* [Work instructions]:
Extract all lines that hold "this" from the records below.

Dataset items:
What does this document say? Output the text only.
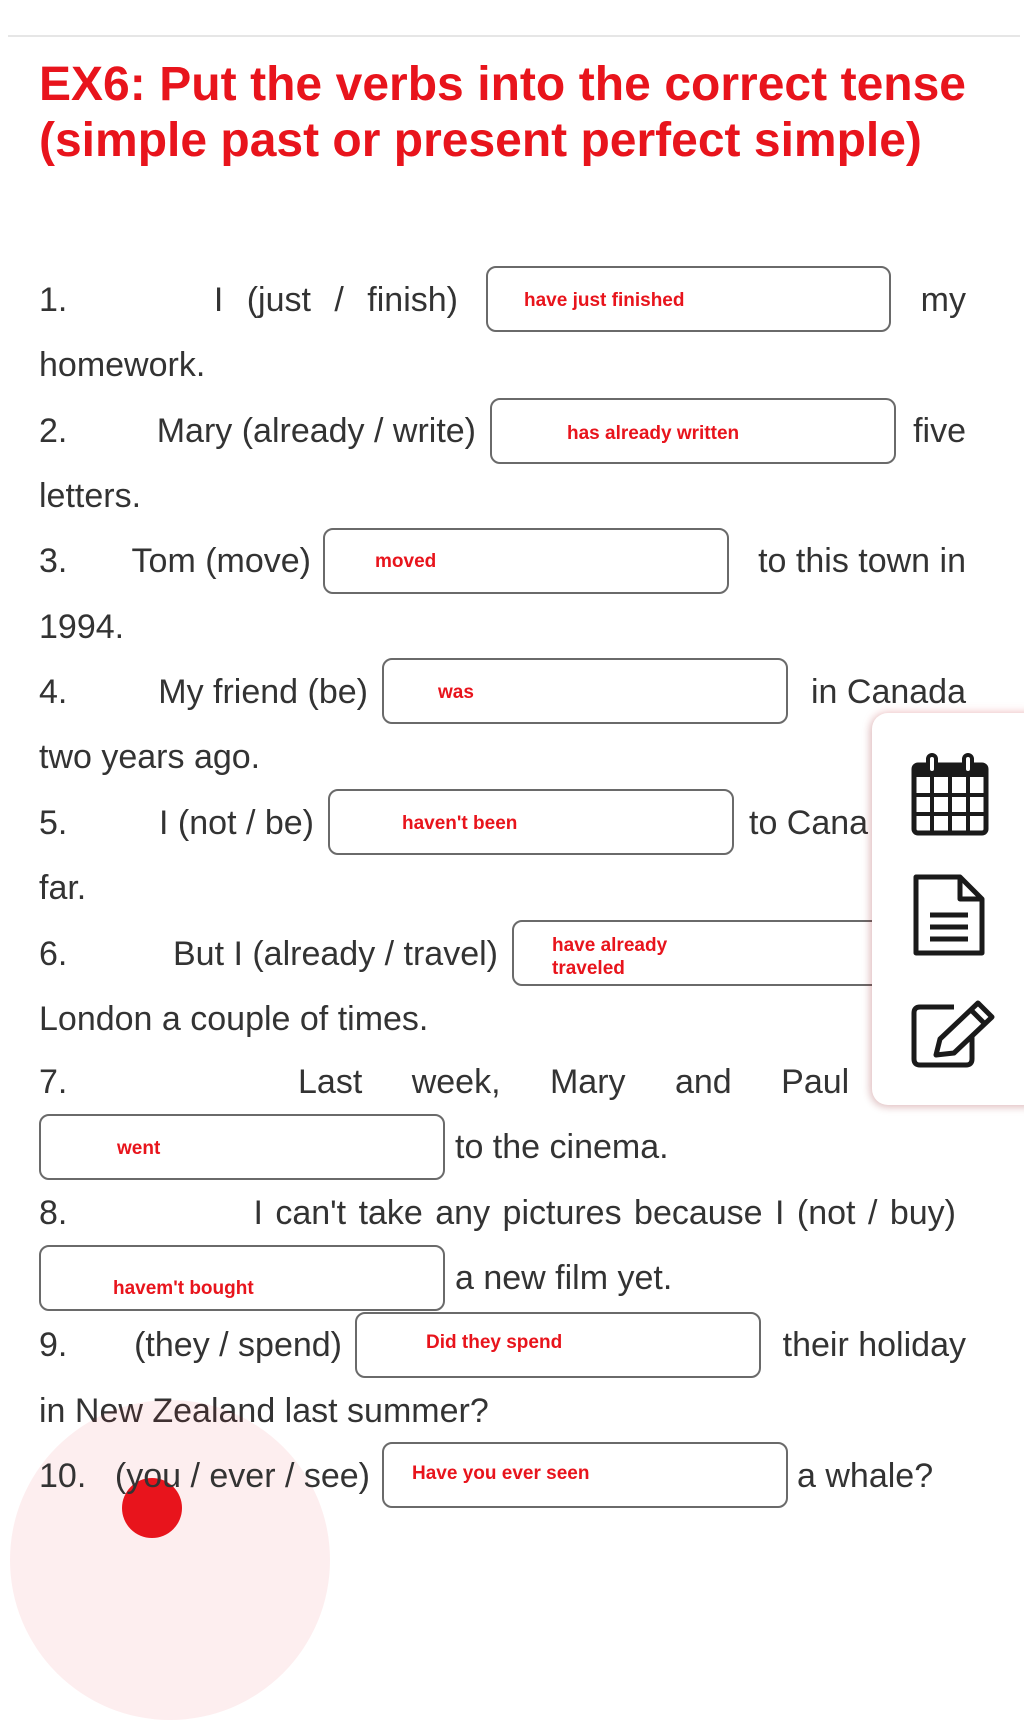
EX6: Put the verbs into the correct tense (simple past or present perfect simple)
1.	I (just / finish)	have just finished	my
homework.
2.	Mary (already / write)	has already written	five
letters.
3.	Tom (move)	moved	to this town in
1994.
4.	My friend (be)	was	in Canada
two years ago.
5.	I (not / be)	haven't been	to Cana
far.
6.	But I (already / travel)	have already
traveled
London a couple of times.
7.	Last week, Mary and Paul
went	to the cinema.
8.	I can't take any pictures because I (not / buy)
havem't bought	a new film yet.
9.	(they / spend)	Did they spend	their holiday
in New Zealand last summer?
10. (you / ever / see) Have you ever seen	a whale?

* [Finished exercise]:
What does this document say? Output the text only.
3.	Tom (move)	moved	to this town in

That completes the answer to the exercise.